* Task details: Omit every picture, then give all the entries again exactly.

Data records

══════

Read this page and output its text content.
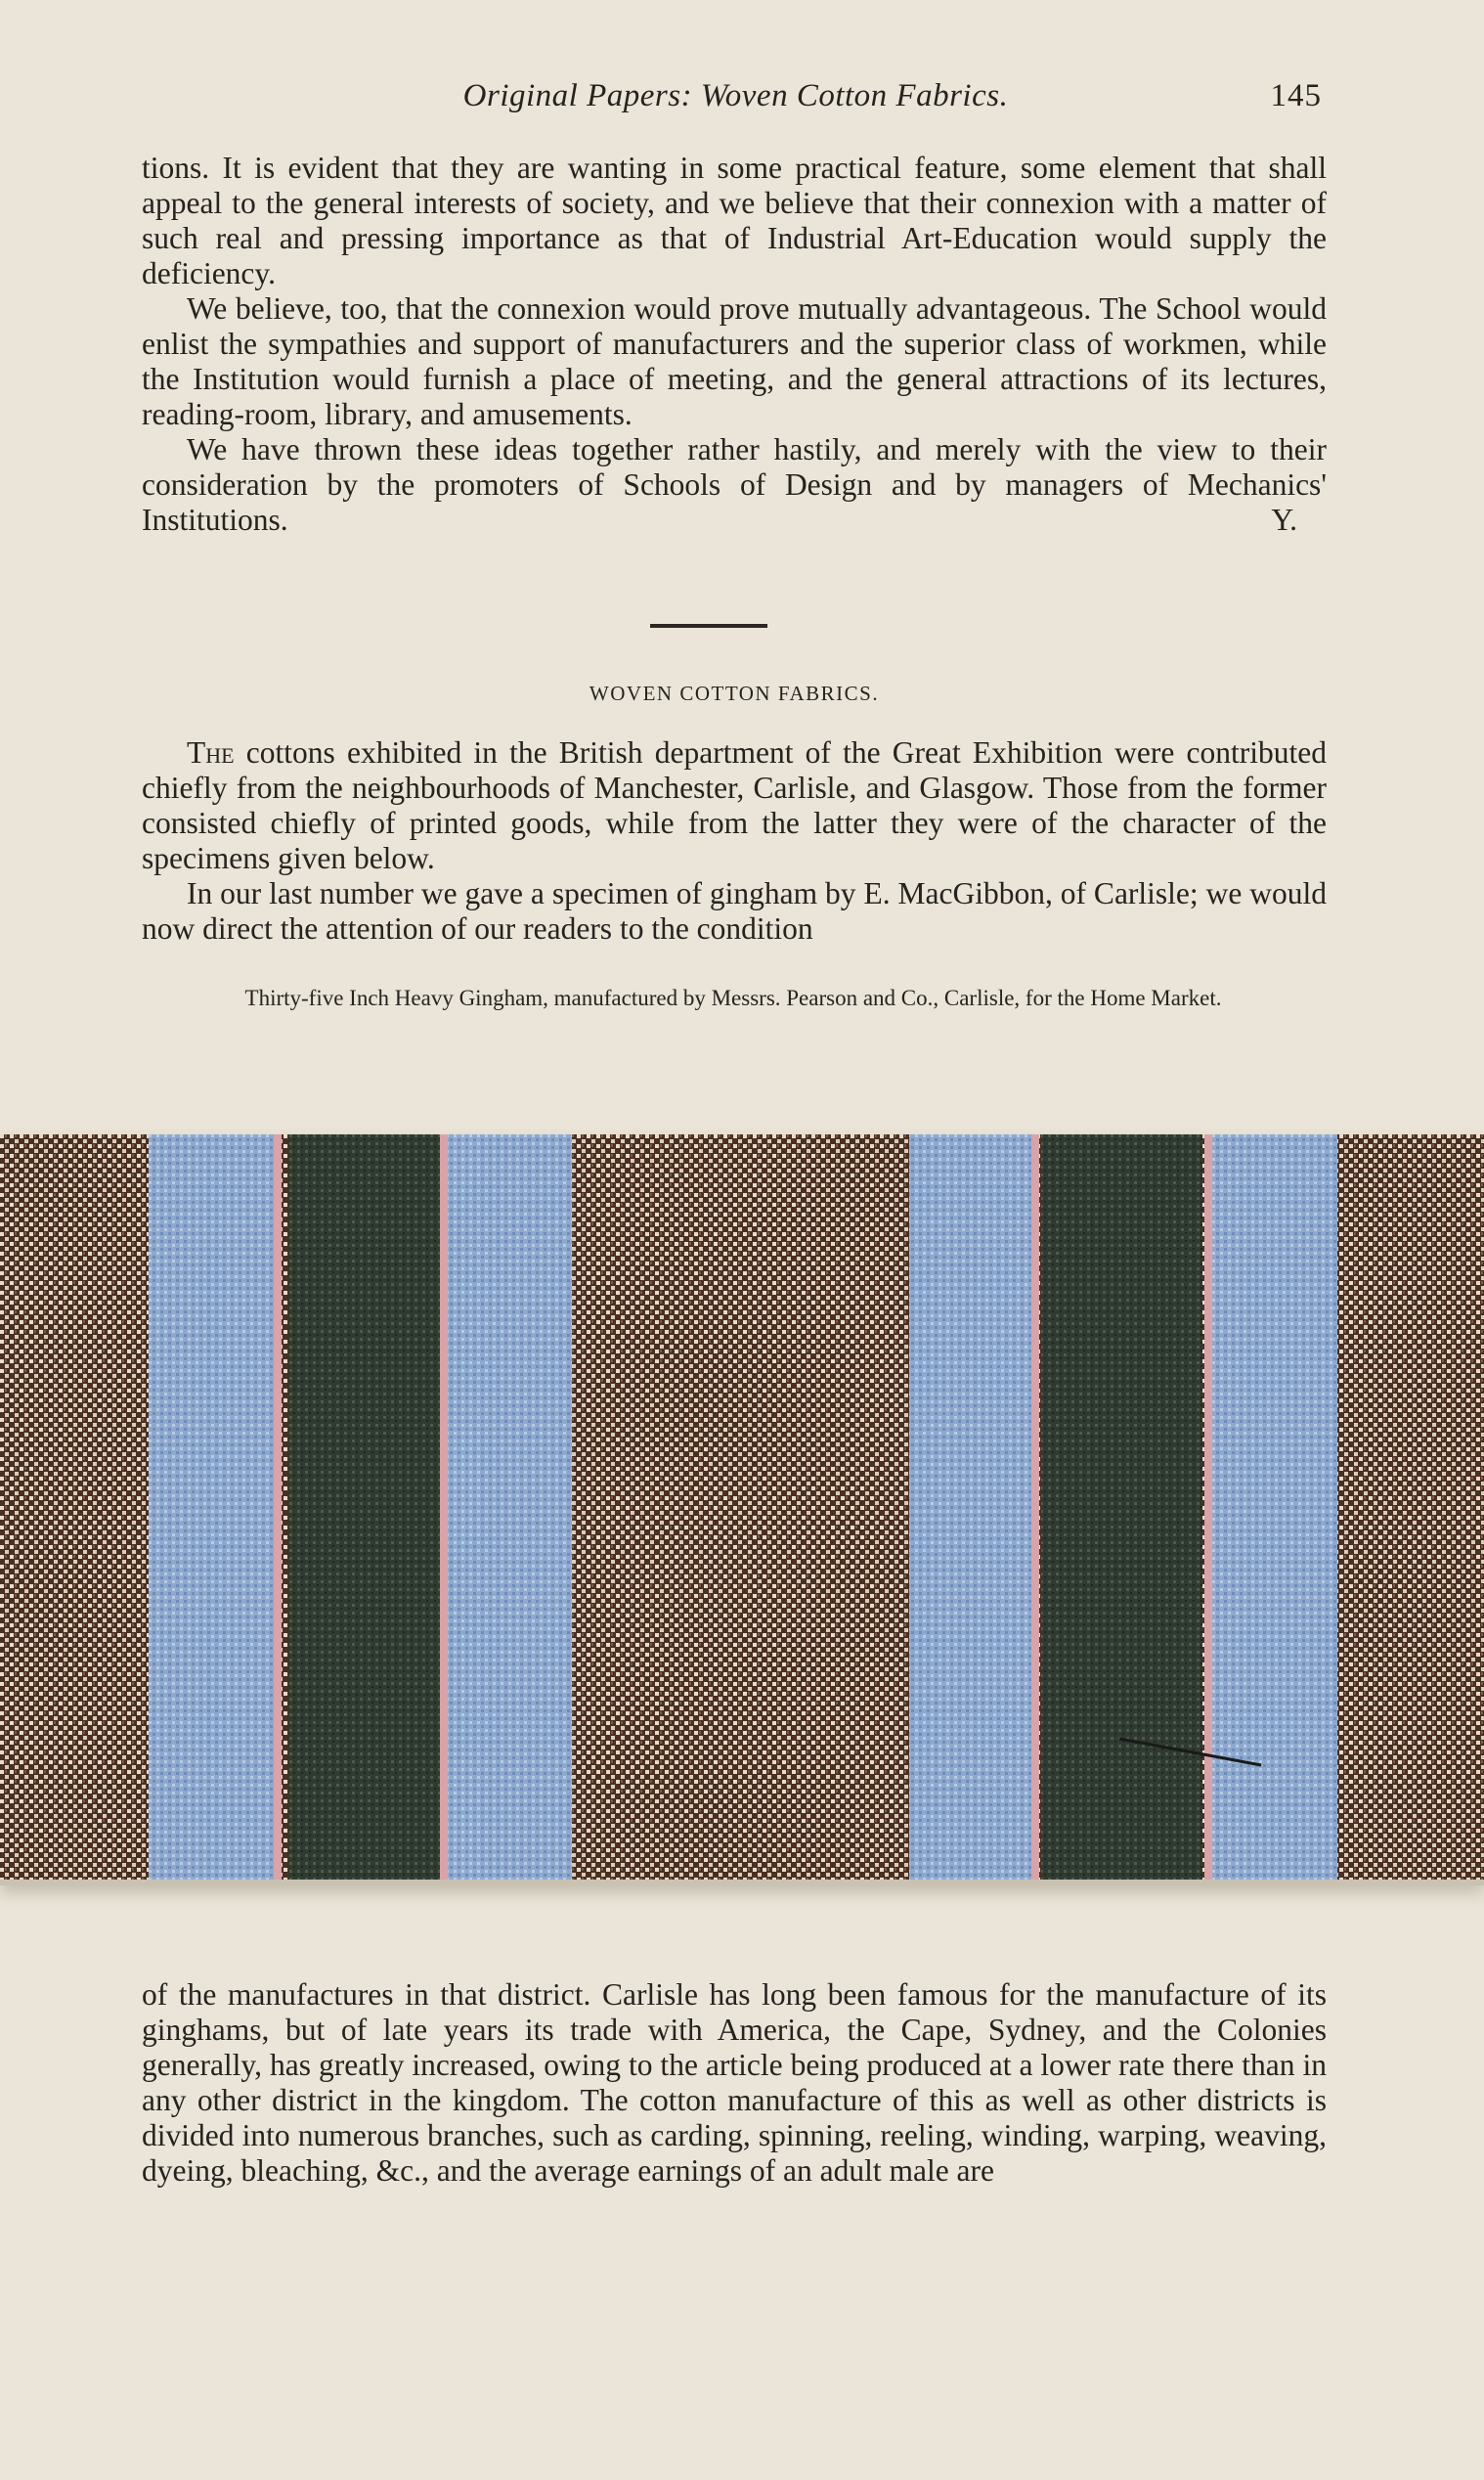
Original Papers: Woven Cotton Fabrics.	145

tions. It is evident that they are wanting in some practical feature, some element that shall appeal to the general interests of society, and we believe that their connexion with a matter of such real and pressing importance as that of Industrial Art-Education would supply the deficiency.

We believe, too, that the connexion would prove mutually advantageous. The School would enlist the sympathies and support of manufacturers and the superior class of workmen, while the Institution would furnish a place of meeting, and the general attractions of its lectures, reading-room, library, and amusements.

We have thrown these ideas together rather hastily, and merely with the view to their consideration by the promoters of Schools of Design and by managers of Mechanics' Institutions.	Y.

WOVEN COTTON FABRICS.

The cottons exhibited in the British department of the Great Exhibition were contributed chiefly from the neighbourhoods of Manchester, Carlisle, and Glasgow. Those from the former consisted chiefly of printed goods, while from the latter they were of the character of the specimens given below.

In our last number we gave a specimen of gingham by E. MacGibbon, of Carlisle; we would now direct the attention of our readers to the condition

Thirty-five Inch Heavy Gingham, manufactured by Messrs. Pearson and Co., Carlisle, for the Home Market.

of the manufactures in that district. Carlisle has long been famous for the manufacture of its ginghams, but of late years its trade with America, the Cape, Sydney, and the Colonies generally, has greatly increased, owing to the article being produced at a lower rate there than in any other district in the kingdom. The cotton manufacture of this as well as other districts is divided into numerous branches, such as carding, spinning, reeling, winding, warping, weaving, dyeing, bleaching, &c., and the average earnings of an adult male are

══════

* Final result:
Read this page and output its text content.
Original Papers: Woven Cotton Fabrics.	145

tions. It is evident that they are wanting in some practical feature, some element that shall appeal to the general interests of society, and we believe that their connexion with a matter of such real and pressing importance as that of Industrial Art-Education would supply the deficiency.

We believe, too, that the connexion would prove mutually advantageous. The School would enlist the sympathies and support of manufacturers and the superior class of workmen, while the Institution would furnish a place of meeting, and the general attractions of its lectures, reading-room, library, and amusements.

We have thrown these ideas together rather hastily, and merely with the view to their consideration by the promoters of Schools of Design and by managers of Mechanics' Institutions.	Y.

WOVEN COTTON FABRICS.

The cottons exhibited in the British department of the Great Exhibition were contributed chiefly from the neighbourhoods of Manchester, Carlisle, and Glasgow. Those from the former consisted chiefly of printed goods, while from the latter they were of the character of the specimens given below.

In our last number we gave a specimen of gingham by E. MacGibbon, of Carlisle; we would now direct the attention of our readers to the condition

Thirty-five Inch Heavy Gingham, manufactured by Messrs. Pearson and Co., Carlisle, for the Home Market.

of the manufactures in that district. Carlisle has long been famous for the manufacture of its ginghams, but of late years its trade with America, the Cape, Sydney, and the Colonies generally, has greatly increased, owing to the article being produced at a lower rate there than in any other district in the kingdom. The cotton manufacture of this as well as other districts is divided into numerous branches, such as carding, spinning, reeling, winding, warping, weaving, dyeing, bleaching, &c., and the average earnings of an adult male are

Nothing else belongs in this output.